(Figure dataset records)
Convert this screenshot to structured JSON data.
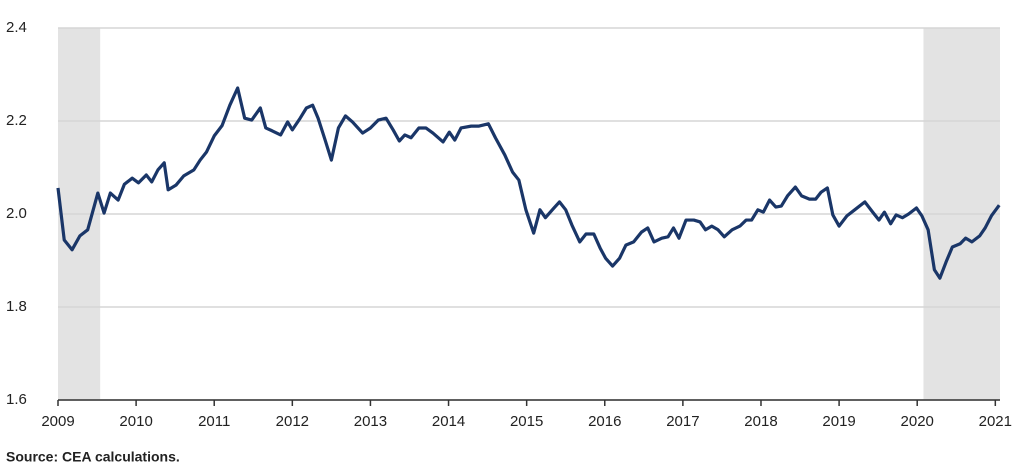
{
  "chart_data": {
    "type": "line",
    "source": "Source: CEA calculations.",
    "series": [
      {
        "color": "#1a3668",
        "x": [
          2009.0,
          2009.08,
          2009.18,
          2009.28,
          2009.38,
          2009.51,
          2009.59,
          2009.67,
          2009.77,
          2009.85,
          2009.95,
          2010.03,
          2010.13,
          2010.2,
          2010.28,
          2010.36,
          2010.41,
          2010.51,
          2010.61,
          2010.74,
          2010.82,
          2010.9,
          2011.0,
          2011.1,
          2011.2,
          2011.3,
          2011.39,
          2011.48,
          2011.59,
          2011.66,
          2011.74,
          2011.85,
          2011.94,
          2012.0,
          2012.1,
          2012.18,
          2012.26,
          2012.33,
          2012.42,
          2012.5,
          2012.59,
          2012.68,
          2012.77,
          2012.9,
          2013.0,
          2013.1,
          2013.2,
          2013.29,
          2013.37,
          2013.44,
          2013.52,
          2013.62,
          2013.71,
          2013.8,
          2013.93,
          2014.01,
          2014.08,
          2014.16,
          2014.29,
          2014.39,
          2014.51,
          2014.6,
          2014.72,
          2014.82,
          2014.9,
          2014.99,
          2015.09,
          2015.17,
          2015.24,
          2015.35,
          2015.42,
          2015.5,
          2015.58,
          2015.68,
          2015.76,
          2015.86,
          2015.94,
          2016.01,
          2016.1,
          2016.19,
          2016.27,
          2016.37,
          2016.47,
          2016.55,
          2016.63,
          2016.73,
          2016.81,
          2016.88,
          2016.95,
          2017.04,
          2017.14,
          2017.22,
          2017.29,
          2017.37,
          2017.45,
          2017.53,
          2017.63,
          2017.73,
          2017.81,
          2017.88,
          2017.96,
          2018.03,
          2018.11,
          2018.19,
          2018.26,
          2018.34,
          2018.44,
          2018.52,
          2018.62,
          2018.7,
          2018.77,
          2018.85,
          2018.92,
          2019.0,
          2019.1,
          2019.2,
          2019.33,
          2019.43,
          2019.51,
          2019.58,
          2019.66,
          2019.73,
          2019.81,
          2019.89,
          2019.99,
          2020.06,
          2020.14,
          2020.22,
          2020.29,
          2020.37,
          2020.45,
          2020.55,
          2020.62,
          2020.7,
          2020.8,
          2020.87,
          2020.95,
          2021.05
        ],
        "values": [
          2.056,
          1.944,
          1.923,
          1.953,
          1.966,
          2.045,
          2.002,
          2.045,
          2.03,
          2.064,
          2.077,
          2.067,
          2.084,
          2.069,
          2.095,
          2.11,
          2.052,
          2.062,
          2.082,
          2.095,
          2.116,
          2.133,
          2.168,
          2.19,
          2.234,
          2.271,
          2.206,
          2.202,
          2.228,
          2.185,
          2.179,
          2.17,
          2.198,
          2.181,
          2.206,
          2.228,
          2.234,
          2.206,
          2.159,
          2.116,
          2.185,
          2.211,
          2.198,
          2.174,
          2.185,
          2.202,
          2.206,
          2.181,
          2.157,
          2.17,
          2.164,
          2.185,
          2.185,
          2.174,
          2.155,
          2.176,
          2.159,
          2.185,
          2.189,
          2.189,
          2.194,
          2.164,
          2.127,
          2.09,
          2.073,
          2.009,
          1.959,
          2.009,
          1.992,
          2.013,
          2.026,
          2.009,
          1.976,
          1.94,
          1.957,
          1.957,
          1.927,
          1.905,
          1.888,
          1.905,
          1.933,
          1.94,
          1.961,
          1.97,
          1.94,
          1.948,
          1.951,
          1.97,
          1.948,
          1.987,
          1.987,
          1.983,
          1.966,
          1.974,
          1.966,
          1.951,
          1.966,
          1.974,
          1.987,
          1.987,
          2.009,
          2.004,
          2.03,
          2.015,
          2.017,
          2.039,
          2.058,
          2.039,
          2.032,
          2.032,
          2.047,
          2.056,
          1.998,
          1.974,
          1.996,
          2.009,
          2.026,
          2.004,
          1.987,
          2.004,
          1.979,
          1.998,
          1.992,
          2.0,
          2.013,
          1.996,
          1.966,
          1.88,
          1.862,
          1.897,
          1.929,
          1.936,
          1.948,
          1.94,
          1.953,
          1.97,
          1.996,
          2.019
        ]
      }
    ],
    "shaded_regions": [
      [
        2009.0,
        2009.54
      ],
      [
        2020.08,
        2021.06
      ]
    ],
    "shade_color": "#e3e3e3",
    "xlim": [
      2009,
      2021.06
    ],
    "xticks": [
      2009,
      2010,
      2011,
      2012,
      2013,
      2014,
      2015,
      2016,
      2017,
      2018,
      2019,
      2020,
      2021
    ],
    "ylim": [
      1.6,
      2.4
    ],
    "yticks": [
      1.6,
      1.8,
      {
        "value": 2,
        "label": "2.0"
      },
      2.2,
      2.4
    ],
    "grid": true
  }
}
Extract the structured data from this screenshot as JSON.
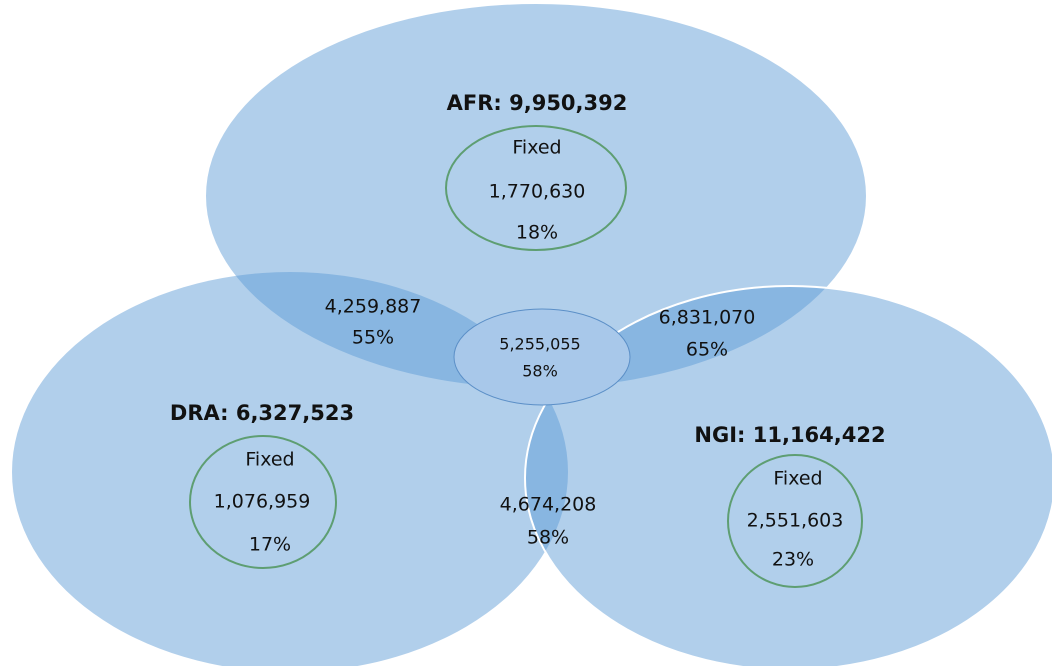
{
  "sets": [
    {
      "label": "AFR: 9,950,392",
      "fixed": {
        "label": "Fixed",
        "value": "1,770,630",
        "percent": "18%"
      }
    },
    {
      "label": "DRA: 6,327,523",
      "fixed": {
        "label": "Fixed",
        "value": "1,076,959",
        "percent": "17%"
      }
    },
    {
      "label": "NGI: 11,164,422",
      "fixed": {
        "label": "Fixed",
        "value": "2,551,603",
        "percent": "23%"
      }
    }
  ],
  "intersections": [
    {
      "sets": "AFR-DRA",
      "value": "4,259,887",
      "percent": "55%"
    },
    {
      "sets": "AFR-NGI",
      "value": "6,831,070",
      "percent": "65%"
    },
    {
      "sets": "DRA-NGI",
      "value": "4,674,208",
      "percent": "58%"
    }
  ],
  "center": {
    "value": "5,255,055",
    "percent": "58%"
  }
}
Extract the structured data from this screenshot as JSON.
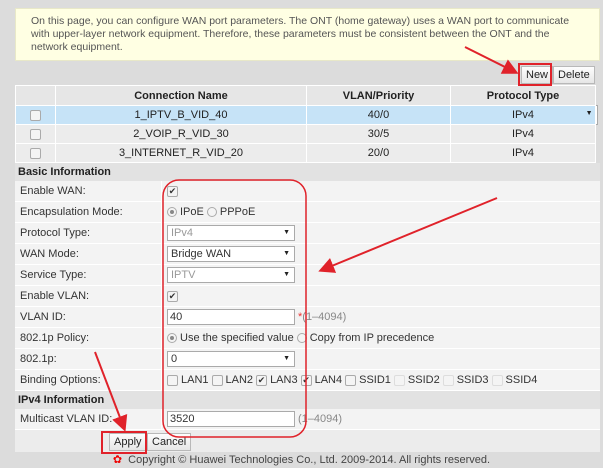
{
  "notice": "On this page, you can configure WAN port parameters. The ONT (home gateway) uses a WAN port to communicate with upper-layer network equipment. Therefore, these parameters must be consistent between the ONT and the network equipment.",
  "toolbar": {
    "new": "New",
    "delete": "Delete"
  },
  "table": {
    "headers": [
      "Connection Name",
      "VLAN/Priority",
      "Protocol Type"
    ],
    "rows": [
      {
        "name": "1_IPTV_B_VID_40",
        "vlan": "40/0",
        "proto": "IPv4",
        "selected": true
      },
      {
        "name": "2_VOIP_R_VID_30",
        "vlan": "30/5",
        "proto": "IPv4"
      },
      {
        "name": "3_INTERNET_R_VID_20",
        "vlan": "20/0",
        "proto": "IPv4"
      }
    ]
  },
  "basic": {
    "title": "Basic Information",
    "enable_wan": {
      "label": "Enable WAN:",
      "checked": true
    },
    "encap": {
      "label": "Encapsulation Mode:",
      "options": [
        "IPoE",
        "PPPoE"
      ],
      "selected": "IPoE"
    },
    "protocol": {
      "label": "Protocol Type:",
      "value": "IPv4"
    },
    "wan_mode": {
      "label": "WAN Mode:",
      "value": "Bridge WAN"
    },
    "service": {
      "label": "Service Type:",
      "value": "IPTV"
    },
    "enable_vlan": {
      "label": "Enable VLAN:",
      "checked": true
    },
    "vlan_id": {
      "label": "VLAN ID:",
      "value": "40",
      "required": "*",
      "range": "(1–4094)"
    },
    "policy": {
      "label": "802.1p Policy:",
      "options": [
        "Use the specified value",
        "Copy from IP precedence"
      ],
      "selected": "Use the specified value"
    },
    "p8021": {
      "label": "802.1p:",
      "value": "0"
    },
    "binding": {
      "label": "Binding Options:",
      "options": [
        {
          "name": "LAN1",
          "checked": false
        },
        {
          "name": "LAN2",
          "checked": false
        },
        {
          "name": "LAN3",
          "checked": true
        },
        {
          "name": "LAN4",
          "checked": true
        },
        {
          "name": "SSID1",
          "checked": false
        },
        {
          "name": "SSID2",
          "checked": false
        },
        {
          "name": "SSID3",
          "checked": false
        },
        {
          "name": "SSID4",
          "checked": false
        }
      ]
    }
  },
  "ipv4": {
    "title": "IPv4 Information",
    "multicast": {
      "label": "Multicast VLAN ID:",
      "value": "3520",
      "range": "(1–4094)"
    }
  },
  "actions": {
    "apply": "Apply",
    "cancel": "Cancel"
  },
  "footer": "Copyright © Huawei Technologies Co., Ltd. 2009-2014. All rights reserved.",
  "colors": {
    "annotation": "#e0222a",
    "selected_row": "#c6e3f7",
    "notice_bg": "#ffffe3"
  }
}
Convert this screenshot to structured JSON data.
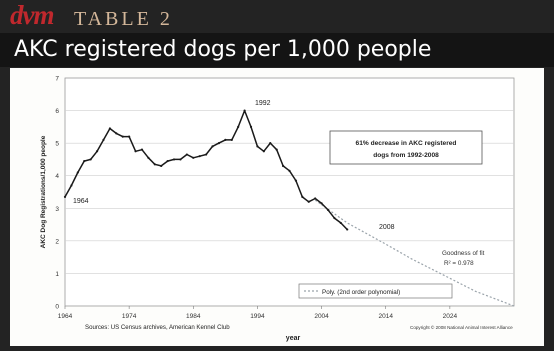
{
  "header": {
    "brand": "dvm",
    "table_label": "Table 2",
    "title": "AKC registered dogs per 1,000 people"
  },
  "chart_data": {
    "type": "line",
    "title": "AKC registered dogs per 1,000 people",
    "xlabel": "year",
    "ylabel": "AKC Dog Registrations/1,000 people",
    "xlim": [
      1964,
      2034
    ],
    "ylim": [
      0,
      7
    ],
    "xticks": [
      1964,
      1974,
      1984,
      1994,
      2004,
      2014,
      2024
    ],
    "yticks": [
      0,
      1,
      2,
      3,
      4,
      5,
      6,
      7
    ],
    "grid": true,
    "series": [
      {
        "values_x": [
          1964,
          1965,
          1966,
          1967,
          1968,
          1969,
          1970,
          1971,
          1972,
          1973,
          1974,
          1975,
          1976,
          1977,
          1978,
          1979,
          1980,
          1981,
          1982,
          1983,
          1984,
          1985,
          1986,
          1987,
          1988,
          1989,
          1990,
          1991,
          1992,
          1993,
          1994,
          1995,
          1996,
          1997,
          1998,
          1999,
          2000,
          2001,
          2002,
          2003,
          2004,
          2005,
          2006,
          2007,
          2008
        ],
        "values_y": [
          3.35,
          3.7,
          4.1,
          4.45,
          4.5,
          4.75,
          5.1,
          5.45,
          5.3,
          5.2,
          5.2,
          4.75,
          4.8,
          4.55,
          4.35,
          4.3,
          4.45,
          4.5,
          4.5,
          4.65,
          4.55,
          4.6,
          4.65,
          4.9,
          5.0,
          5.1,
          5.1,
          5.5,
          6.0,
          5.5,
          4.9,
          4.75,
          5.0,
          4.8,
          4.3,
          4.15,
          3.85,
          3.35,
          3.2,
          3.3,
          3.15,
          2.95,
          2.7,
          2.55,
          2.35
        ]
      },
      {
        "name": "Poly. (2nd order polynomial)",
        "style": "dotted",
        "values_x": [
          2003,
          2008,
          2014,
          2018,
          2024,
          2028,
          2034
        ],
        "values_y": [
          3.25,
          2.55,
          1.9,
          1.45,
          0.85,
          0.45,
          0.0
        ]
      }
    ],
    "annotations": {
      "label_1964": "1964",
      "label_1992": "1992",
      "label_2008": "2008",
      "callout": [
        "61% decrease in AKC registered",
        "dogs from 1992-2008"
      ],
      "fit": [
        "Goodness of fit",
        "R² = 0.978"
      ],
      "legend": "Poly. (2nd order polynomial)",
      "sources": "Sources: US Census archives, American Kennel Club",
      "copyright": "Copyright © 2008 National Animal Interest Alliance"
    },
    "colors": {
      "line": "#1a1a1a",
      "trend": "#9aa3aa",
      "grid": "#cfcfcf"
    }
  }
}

**STATED PROBLEM:**
Collect each line of the entries that has the word "polynomial", copying it in full.

**PROBLEM SOLUTION:**
        "name": "Poly. (2nd order polynomial)",
      "legend": "Poly. (2nd order polynomial)",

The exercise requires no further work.